Your objective: Count the lines below that contain the word "الله" and give only that number.

Dataset rows:
— START —
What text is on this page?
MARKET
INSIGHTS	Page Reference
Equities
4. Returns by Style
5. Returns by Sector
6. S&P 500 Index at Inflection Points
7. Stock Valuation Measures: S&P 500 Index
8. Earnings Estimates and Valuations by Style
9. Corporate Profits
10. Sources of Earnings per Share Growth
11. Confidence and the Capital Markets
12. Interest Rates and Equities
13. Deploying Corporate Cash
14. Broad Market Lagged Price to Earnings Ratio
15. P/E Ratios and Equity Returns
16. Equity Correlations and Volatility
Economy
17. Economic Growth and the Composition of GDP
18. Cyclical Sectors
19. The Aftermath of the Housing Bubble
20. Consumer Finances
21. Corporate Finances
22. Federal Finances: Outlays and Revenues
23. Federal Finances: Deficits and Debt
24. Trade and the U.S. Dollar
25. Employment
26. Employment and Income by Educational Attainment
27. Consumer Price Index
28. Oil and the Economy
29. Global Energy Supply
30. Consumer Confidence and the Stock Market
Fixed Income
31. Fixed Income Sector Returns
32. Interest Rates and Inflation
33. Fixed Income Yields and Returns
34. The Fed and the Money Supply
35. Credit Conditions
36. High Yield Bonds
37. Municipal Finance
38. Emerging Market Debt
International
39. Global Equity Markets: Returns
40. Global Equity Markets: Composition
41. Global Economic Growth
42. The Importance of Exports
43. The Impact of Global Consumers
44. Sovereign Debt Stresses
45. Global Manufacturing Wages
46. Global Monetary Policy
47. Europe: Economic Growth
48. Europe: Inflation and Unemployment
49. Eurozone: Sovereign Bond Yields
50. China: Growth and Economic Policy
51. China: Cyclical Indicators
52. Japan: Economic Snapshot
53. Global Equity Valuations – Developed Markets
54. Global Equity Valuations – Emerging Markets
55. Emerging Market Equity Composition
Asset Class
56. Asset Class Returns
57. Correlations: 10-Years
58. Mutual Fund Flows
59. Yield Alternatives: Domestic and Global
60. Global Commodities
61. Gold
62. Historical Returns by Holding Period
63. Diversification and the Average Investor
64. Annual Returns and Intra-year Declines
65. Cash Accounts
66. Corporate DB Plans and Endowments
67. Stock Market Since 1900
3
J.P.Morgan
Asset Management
— END —
— START —
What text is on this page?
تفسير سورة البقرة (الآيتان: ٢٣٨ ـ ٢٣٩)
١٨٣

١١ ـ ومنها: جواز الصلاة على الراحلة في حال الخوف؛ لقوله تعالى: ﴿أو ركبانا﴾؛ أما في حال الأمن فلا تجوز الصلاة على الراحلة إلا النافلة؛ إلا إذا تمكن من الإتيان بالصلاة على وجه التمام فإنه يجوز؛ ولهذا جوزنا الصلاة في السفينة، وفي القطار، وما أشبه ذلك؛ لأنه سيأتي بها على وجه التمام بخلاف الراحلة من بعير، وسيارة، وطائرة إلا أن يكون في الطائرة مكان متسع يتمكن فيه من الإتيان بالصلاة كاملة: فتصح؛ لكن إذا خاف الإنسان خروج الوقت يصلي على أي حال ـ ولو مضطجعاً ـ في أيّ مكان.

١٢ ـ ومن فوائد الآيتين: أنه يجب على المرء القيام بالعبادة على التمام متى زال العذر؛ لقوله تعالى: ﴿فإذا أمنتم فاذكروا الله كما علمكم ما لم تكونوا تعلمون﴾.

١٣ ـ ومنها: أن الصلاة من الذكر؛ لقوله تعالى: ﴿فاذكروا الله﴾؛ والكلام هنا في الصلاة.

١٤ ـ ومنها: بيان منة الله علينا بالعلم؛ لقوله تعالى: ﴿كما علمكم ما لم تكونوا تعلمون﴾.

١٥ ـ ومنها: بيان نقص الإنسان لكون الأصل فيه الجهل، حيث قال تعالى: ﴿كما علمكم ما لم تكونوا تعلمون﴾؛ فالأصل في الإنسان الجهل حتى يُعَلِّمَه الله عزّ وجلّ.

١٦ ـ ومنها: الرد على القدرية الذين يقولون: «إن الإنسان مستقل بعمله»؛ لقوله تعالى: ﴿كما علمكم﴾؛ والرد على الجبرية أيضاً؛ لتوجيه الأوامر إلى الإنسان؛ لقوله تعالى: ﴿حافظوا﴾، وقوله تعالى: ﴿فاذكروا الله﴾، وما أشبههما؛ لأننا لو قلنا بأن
— END —
— START —
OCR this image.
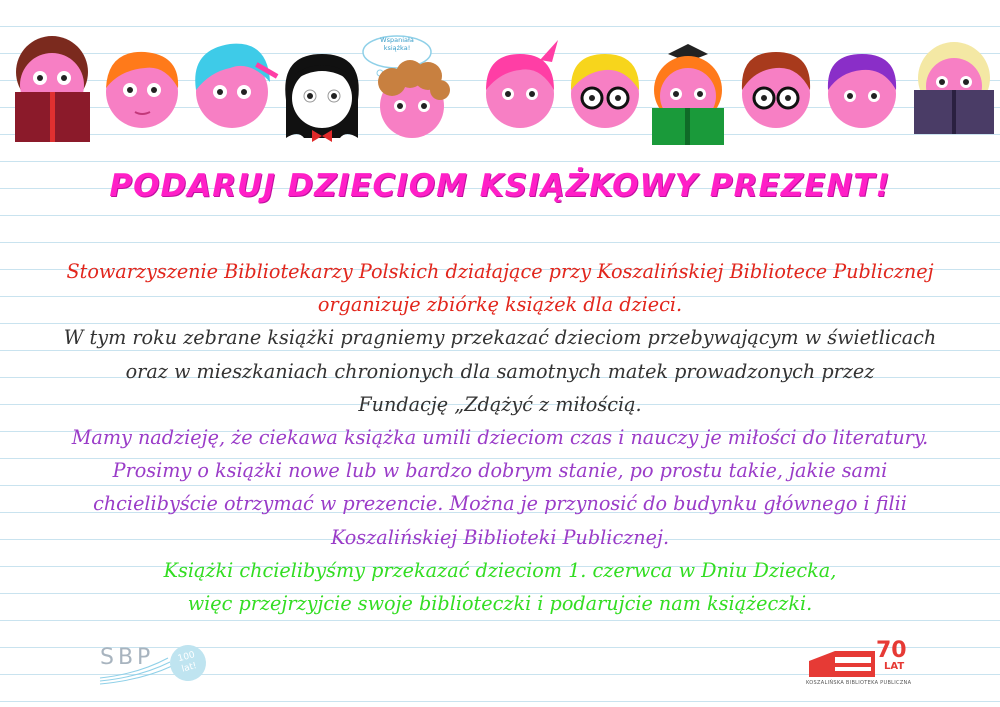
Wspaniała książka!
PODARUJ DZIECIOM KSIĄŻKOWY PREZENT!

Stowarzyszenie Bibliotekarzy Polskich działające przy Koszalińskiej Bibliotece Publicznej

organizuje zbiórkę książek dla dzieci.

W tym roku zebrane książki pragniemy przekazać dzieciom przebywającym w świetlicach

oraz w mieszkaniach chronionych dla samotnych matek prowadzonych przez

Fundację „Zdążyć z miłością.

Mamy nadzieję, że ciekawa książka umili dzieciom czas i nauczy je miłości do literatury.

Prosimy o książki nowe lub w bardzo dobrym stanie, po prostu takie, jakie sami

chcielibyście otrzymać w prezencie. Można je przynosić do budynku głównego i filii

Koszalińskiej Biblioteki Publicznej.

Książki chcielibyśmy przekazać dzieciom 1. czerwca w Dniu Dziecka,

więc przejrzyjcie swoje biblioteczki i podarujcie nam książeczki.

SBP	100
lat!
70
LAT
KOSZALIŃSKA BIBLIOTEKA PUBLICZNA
— END —
Solution for this task: 5